== INSTRUCTION ==
Transcribe the material below exactly as it appears.

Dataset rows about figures
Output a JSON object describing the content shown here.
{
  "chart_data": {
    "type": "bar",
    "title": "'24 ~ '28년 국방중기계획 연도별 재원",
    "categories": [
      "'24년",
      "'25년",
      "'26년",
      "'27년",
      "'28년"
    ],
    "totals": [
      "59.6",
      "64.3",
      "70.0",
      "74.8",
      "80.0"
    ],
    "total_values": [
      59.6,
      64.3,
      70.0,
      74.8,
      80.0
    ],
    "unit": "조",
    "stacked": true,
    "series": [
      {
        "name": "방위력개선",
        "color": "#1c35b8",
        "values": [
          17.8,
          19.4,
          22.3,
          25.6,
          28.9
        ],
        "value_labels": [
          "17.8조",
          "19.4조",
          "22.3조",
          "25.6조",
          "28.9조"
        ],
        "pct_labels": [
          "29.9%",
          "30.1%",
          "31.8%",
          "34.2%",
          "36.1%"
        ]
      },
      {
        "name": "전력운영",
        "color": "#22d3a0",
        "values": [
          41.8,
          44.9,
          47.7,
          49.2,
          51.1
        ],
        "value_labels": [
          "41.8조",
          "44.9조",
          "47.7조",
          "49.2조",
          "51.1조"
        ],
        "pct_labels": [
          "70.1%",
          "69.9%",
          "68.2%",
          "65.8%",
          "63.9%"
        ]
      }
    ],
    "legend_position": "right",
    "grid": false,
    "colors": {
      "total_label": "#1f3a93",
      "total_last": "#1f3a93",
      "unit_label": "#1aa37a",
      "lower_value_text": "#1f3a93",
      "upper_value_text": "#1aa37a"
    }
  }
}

== ANSWER FOR THE TASK ==
Output a JSON object describing the content shown here.
{
  "chart_data": {
    "type": "bar",
    "title": "'24 ~ '28년 국방중기계획 연도별 재원",
    "categories": [
      "'24년",
      "'25년",
      "'26년",
      "'27년",
      "'28년"
    ],
    "totals": [
      "59.6",
      "64.3",
      "70.0",
      "74.8",
      "80.0"
    ],
    "total_values": [
      59.6,
      64.3,
      70.0,
      74.8,
      80.0
    ],
    "unit": "조",
    "stacked": true,
    "series": [
      {
        "name": "방위력개선",
        "color": "#1c35b8",
        "values": [
          17.8,
          19.4,
          22.3,
          25.6,
          28.9
        ],
        "value_labels": [
          "17.8조",
          "19.4조",
          "22.3조",
          "25.6조",
          "28.9조"
        ],
        "pct_labels": [
          "29.9%",
          "30.1%",
          "31.8%",
          "34.2%",
          "36.1%"
        ]
      },
      {
        "name": "전력운영",
        "color": "#22d3a0",
        "values": [
          41.8,
          44.9,
          47.7,
          49.2,
          51.1
        ],
        "value_labels": [
          "41.8조",
          "44.9조",
          "47.7조",
          "49.2조",
          "51.1조"
        ],
        "pct_labels": [
          "70.1%",
          "69.9%",
          "68.2%",
          "65.8%",
          "63.9%"
        ]
      }
    ],
    "legend_position": "right",
    "grid": false,
    "colors": {
      "total_label": "#1f3a93",
      "total_last": "#1f3a93",
      "unit_label": "#1aa37a",
      "lower_value_text": "#1f3a93",
      "upper_value_text": "#1aa37a"
    }
  }
}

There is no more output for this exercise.